(Dataset rows about figures)

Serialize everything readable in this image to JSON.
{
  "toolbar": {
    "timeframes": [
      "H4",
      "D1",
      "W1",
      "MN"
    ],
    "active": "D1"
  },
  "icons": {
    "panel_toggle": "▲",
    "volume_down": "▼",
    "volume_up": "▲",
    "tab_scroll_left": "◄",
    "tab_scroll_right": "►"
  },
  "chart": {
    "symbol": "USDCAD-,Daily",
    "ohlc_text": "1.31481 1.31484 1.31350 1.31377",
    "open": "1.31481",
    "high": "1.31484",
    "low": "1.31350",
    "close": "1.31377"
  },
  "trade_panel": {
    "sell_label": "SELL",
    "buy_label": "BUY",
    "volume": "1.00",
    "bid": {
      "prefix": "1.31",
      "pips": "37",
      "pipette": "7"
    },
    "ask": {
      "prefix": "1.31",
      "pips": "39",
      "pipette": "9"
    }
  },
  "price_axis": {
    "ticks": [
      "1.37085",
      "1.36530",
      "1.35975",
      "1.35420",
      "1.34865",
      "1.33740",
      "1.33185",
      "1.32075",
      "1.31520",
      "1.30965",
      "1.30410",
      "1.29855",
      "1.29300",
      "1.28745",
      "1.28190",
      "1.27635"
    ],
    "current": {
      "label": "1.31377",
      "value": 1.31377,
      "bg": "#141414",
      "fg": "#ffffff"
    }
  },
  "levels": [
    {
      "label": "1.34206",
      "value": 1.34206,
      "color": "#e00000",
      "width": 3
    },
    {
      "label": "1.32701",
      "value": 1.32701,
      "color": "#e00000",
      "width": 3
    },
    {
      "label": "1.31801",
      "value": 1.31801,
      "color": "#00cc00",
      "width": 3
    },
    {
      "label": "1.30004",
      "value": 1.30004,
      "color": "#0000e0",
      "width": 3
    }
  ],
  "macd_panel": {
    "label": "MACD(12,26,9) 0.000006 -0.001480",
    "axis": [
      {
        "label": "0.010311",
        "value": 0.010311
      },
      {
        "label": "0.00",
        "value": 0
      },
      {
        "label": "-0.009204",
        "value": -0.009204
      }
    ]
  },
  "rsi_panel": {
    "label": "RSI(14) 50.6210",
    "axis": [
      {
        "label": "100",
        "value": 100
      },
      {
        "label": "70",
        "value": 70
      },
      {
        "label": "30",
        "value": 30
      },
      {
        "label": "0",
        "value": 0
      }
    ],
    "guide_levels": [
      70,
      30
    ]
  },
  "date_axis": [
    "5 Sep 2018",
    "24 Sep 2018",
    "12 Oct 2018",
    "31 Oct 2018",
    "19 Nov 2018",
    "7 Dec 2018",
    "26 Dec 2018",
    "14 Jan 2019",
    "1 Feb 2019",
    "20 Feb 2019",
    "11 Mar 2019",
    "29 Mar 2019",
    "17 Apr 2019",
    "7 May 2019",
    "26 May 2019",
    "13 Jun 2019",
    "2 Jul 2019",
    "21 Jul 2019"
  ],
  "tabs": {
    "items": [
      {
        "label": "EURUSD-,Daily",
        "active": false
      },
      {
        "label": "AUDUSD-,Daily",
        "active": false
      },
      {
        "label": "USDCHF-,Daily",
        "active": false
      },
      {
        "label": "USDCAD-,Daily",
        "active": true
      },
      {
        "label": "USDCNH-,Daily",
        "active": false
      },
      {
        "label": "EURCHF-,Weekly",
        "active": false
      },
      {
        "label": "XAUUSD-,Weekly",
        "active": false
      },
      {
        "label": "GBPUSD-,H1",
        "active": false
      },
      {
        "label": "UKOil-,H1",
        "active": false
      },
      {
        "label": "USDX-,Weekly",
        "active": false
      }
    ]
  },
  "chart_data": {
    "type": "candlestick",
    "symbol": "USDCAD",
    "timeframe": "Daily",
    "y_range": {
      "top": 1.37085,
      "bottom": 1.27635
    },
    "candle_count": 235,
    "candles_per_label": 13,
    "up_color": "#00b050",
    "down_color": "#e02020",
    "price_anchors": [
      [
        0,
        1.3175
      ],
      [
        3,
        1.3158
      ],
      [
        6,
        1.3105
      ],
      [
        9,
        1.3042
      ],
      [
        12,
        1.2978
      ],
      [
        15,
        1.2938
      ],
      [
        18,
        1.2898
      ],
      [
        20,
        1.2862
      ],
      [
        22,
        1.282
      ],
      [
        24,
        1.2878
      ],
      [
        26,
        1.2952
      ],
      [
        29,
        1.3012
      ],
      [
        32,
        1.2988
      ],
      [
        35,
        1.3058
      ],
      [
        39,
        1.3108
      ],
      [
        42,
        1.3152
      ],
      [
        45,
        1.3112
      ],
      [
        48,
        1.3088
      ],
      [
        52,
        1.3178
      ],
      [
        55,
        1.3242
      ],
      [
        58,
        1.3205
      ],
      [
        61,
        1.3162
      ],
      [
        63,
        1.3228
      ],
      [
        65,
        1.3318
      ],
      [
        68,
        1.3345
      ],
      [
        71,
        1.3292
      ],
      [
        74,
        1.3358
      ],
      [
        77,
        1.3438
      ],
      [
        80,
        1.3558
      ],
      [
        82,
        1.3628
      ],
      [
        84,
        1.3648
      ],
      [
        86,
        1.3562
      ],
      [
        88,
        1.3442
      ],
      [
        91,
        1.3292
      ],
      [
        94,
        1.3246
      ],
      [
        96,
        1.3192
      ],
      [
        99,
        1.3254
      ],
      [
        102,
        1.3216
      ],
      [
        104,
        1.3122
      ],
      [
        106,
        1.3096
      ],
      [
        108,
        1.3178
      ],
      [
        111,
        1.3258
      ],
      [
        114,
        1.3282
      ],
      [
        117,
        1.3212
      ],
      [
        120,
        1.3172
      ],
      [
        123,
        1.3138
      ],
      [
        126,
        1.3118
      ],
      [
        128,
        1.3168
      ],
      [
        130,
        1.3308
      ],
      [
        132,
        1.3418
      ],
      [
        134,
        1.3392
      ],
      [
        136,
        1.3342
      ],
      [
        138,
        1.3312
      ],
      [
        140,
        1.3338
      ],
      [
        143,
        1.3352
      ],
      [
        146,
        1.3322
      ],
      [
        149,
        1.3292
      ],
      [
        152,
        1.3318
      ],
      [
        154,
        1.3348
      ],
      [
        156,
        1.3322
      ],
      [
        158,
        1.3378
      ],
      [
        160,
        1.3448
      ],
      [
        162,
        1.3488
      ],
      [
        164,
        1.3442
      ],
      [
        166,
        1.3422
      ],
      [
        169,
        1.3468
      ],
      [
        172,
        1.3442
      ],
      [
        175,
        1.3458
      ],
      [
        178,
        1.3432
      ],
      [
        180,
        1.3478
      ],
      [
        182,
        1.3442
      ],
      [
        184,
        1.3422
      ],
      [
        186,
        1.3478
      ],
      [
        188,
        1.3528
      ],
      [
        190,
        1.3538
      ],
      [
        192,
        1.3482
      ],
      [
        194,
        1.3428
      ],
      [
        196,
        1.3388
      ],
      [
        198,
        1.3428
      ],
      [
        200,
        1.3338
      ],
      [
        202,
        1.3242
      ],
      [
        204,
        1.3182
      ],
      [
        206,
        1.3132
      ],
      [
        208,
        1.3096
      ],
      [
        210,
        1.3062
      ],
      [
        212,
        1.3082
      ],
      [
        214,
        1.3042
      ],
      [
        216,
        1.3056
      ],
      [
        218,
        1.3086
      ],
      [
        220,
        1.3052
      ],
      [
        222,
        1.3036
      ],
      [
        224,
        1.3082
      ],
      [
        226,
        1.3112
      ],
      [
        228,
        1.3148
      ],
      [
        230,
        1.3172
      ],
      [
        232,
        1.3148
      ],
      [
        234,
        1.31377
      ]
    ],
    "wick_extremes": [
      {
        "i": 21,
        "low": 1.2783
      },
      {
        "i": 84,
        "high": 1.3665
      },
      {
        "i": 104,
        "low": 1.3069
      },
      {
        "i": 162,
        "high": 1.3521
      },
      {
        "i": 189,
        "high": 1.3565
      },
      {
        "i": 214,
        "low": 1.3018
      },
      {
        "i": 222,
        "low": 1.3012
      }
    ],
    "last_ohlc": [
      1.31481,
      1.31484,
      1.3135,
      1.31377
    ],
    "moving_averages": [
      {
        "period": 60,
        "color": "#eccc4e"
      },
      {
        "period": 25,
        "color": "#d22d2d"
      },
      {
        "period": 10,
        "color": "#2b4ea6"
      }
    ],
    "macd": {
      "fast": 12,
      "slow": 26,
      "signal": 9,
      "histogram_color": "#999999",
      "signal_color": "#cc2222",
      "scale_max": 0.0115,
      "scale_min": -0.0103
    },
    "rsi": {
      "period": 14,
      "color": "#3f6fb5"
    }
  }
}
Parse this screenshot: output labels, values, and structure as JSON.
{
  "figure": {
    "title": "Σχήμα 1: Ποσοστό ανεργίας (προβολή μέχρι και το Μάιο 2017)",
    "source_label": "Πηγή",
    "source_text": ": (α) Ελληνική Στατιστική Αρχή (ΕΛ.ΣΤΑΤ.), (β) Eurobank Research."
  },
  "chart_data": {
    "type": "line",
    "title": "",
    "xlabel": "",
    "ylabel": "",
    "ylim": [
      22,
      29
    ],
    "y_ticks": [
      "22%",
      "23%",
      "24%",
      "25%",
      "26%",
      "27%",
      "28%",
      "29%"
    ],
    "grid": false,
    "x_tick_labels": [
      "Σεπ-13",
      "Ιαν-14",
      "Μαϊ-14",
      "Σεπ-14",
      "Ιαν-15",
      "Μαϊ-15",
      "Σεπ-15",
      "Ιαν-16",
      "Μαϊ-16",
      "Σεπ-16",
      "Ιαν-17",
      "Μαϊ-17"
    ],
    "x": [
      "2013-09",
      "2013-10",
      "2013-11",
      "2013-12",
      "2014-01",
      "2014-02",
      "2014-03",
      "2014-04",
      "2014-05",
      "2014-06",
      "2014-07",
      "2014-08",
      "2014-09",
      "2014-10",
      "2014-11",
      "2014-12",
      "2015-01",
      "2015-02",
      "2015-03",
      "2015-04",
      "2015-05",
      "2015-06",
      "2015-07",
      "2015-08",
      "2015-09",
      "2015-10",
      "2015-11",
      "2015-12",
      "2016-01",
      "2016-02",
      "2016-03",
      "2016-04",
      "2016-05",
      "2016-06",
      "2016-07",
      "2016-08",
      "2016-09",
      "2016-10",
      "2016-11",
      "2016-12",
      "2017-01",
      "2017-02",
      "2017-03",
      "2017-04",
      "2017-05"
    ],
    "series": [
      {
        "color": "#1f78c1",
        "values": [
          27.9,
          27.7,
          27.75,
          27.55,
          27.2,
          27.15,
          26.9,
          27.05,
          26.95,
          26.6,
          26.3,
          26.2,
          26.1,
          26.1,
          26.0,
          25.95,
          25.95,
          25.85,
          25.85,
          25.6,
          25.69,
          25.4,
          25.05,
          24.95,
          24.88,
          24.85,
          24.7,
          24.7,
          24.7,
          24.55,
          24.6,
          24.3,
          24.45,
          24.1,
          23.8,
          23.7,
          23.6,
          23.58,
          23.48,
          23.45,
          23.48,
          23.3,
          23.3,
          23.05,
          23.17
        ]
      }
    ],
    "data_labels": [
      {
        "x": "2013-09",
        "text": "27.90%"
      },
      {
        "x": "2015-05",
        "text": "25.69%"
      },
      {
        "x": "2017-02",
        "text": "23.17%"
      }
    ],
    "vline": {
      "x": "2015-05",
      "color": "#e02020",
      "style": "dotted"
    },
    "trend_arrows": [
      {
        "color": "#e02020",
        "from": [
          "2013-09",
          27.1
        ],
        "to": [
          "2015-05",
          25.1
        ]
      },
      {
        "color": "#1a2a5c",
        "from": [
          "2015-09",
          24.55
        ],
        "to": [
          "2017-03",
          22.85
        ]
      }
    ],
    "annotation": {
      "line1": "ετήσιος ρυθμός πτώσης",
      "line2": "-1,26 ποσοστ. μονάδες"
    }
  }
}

# SHORT TASK
Write out each line of the data that holds the string "high".

# ANSWER
    "high": "1.31484",
        "high": 1.3665
        "high": 1.3521
        "high": 1.3565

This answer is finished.